YOUR GOAL
Go through the listing and write out all of it exactly.

EXTRACTED DATA

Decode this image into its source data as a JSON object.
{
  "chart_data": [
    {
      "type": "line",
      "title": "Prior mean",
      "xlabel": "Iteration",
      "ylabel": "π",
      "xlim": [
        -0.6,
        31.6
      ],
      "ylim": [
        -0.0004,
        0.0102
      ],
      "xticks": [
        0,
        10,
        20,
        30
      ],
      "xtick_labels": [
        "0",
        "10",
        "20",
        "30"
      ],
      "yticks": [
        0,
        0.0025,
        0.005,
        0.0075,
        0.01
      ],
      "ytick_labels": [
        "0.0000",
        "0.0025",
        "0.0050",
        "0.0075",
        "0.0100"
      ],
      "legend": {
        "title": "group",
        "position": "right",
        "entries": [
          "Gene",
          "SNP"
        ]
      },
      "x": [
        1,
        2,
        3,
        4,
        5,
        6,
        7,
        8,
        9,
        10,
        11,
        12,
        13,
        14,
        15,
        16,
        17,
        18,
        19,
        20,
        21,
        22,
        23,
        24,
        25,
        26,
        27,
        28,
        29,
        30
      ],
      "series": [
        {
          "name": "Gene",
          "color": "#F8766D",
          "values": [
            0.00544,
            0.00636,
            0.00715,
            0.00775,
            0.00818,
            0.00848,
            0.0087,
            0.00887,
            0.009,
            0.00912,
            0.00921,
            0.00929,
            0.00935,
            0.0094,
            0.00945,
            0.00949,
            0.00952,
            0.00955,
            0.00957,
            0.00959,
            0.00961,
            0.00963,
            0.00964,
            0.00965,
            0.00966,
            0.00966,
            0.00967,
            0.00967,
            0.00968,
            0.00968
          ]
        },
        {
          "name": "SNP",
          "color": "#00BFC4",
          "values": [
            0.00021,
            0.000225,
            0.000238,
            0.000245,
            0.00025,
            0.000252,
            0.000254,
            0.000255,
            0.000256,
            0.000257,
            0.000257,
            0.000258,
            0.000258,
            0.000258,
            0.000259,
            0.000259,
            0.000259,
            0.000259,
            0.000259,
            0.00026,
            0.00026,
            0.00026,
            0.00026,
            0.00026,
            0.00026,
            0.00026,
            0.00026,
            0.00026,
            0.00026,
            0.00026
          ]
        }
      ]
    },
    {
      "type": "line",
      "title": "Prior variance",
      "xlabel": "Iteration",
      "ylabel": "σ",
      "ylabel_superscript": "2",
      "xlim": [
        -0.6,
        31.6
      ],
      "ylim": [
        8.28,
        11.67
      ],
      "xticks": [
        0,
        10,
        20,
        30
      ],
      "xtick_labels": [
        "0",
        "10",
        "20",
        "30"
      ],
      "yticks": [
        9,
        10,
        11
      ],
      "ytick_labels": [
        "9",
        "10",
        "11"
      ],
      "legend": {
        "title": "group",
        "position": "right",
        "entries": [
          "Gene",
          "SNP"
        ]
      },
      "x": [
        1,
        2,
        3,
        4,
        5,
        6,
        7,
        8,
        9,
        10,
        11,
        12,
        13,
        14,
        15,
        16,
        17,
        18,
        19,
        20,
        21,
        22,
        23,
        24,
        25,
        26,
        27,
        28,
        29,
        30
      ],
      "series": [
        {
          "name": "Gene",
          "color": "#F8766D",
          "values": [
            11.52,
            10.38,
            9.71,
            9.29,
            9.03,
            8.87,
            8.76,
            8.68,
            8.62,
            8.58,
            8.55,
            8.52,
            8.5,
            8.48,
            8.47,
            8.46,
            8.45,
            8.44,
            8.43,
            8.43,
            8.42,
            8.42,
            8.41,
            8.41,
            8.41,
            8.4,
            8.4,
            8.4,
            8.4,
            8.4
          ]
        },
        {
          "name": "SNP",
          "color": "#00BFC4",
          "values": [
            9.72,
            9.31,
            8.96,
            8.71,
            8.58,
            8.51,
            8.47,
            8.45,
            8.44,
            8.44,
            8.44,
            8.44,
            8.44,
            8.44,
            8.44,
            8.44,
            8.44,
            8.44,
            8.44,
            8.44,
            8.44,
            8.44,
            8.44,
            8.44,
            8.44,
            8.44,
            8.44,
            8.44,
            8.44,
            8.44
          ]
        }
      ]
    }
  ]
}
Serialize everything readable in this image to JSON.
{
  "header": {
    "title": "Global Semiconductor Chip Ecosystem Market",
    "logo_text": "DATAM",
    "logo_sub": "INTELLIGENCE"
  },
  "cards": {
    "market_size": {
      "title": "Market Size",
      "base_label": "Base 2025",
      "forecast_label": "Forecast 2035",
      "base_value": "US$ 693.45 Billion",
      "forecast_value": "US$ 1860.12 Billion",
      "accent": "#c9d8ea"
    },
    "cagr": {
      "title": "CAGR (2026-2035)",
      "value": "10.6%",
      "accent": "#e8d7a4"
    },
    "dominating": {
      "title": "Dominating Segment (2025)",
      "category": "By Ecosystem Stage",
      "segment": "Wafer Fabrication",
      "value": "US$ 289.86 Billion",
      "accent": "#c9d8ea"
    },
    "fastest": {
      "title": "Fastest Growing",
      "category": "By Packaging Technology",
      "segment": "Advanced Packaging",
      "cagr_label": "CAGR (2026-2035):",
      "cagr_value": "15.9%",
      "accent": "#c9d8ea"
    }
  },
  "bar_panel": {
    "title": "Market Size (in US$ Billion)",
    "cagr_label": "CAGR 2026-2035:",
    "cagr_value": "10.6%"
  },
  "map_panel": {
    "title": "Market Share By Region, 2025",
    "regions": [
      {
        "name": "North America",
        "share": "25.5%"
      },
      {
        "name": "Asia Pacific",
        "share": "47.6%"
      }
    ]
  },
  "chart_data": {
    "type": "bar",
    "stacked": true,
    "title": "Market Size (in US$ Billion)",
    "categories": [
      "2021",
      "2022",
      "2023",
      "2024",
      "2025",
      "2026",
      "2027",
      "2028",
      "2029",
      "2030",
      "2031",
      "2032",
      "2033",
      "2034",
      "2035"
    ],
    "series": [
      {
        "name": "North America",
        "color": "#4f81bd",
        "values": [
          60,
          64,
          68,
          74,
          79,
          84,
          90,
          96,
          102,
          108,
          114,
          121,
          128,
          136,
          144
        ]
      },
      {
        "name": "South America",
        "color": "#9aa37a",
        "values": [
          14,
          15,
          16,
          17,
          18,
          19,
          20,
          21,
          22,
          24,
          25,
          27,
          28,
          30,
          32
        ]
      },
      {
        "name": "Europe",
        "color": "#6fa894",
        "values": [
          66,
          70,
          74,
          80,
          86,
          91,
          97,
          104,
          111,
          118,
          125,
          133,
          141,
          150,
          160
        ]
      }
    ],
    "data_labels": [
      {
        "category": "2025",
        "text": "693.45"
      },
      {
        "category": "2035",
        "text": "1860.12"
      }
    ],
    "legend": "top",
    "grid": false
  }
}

ANSWER TO THIS TASK
Decode this image into its source data as a JSON object.
{
  "chart_data": [
    {
      "type": "line",
      "title": "Prior mean",
      "xlabel": "Iteration",
      "ylabel": "π",
      "xlim": [
        -0.6,
        31.6
      ],
      "ylim": [
        -0.0004,
        0.0102
      ],
      "xticks": [
        0,
        10,
        20,
        30
      ],
      "xtick_labels": [
        "0",
        "10",
        "20",
        "30"
      ],
      "yticks": [
        0,
        0.0025,
        0.005,
        0.0075,
        0.01
      ],
      "ytick_labels": [
        "0.0000",
        "0.0025",
        "0.0050",
        "0.0075",
        "0.0100"
      ],
      "legend": {
        "title": "group",
        "position": "right",
        "entries": [
          "Gene",
          "SNP"
        ]
      },
      "x": [
        1,
        2,
        3,
        4,
        5,
        6,
        7,
        8,
        9,
        10,
        11,
        12,
        13,
        14,
        15,
        16,
        17,
        18,
        19,
        20,
        21,
        22,
        23,
        24,
        25,
        26,
        27,
        28,
        29,
        30
      ],
      "series": [
        {
          "name": "Gene",
          "color": "#F8766D",
          "values": [
            0.00544,
            0.00636,
            0.00715,
            0.00775,
            0.00818,
            0.00848,
            0.0087,
            0.00887,
            0.009,
            0.00912,
            0.00921,
            0.00929,
            0.00935,
            0.0094,
            0.00945,
            0.00949,
            0.00952,
            0.00955,
            0.00957,
            0.00959,
            0.00961,
            0.00963,
            0.00964,
            0.00965,
            0.00966,
            0.00966,
            0.00967,
            0.00967,
            0.00968,
            0.00968
          ]
        },
        {
          "name": "SNP",
          "color": "#00BFC4",
          "values": [
            0.00021,
            0.000225,
            0.000238,
            0.000245,
            0.00025,
            0.000252,
            0.000254,
            0.000255,
            0.000256,
            0.000257,
            0.000257,
            0.000258,
            0.000258,
            0.000258,
            0.000259,
            0.000259,
            0.000259,
            0.000259,
            0.000259,
            0.00026,
            0.00026,
            0.00026,
            0.00026,
            0.00026,
            0.00026,
            0.00026,
            0.00026,
            0.00026,
            0.00026,
            0.00026
          ]
        }
      ]
    },
    {
      "type": "line",
      "title": "Prior variance",
      "xlabel": "Iteration",
      "ylabel": "σ",
      "ylabel_superscript": "2",
      "xlim": [
        -0.6,
        31.6
      ],
      "ylim": [
        8.28,
        11.67
      ],
      "xticks": [
        0,
        10,
        20,
        30
      ],
      "xtick_labels": [
        "0",
        "10",
        "20",
        "30"
      ],
      "yticks": [
        9,
        10,
        11
      ],
      "ytick_labels": [
        "9",
        "10",
        "11"
      ],
      "legend": {
        "title": "group",
        "position": "right",
        "entries": [
          "Gene",
          "SNP"
        ]
      },
      "x": [
        1,
        2,
        3,
        4,
        5,
        6,
        7,
        8,
        9,
        10,
        11,
        12,
        13,
        14,
        15,
        16,
        17,
        18,
        19,
        20,
        21,
        22,
        23,
        24,
        25,
        26,
        27,
        28,
        29,
        30
      ],
      "series": [
        {
          "name": "Gene",
          "color": "#F8766D",
          "values": [
            11.52,
            10.38,
            9.71,
            9.29,
            9.03,
            8.87,
            8.76,
            8.68,
            8.62,
            8.58,
            8.55,
            8.52,
            8.5,
            8.48,
            8.47,
            8.46,
            8.45,
            8.44,
            8.43,
            8.43,
            8.42,
            8.42,
            8.41,
            8.41,
            8.41,
            8.4,
            8.4,
            8.4,
            8.4,
            8.4
          ]
        },
        {
          "name": "SNP",
          "color": "#00BFC4",
          "values": [
            9.72,
            9.31,
            8.96,
            8.71,
            8.58,
            8.51,
            8.47,
            8.45,
            8.44,
            8.44,
            8.44,
            8.44,
            8.44,
            8.44,
            8.44,
            8.44,
            8.44,
            8.44,
            8.44,
            8.44,
            8.44,
            8.44,
            8.44,
            8.44,
            8.44,
            8.44,
            8.44,
            8.44,
            8.44,
            8.44
          ]
        }
      ]
    }
  ]
}
Serialize everything readable in this image to JSON.
{
  "header": {
    "title": "Global Semiconductor Chip Ecosystem Market",
    "logo_text": "DATAM",
    "logo_sub": "INTELLIGENCE"
  },
  "cards": {
    "market_size": {
      "title": "Market Size",
      "base_label": "Base 2025",
      "forecast_label": "Forecast 2035",
      "base_value": "US$ 693.45 Billion",
      "forecast_value": "US$ 1860.12 Billion",
      "accent": "#c9d8ea"
    },
    "cagr": {
      "title": "CAGR (2026-2035)",
      "value": "10.6%",
      "accent": "#e8d7a4"
    },
    "dominating": {
      "title": "Dominating Segment (2025)",
      "category": "By Ecosystem Stage",
      "segment": "Wafer Fabrication",
      "value": "US$ 289.86 Billion",
      "accent": "#c9d8ea"
    },
    "fastest": {
      "title": "Fastest Growing",
      "category": "By Packaging Technology",
      "segment": "Advanced Packaging",
      "cagr_label": "CAGR (2026-2035):",
      "cagr_value": "15.9%",
      "accent": "#c9d8ea"
    }
  },
  "bar_panel": {
    "title": "Market Size (in US$ Billion)",
    "cagr_label": "CAGR 2026-2035:",
    "cagr_value": "10.6%"
  },
  "map_panel": {
    "title": "Market Share By Region, 2025",
    "regions": [
      {
        "name": "North America",
        "share": "25.5%"
      },
      {
        "name": "Asia Pacific",
        "share": "47.6%"
      }
    ]
  },
  "chart_data": {
    "type": "bar",
    "stacked": true,
    "title": "Market Size (in US$ Billion)",
    "categories": [
      "2021",
      "2022",
      "2023",
      "2024",
      "2025",
      "2026",
      "2027",
      "2028",
      "2029",
      "2030",
      "2031",
      "2032",
      "2033",
      "2034",
      "2035"
    ],
    "series": [
      {
        "name": "North America",
        "color": "#4f81bd",
        "values": [
          60,
          64,
          68,
          74,
          79,
          84,
          90,
          96,
          102,
          108,
          114,
          121,
          128,
          136,
          144
        ]
      },
      {
        "name": "South America",
        "color": "#9aa37a",
        "values": [
          14,
          15,
          16,
          17,
          18,
          19,
          20,
          21,
          22,
          24,
          25,
          27,
          28,
          30,
          32
        ]
      },
      {
        "name": "Europe",
        "color": "#6fa894",
        "values": [
          66,
          70,
          74,
          80,
          86,
          91,
          97,
          104,
          111,
          118,
          125,
          133,
          141,
          150,
          160
        ]
      }
    ],
    "data_labels": [
      {
        "category": "2025",
        "text": "693.45"
      },
      {
        "category": "2035",
        "text": "1860.12"
      }
    ],
    "legend": "top",
    "grid": false
  }
}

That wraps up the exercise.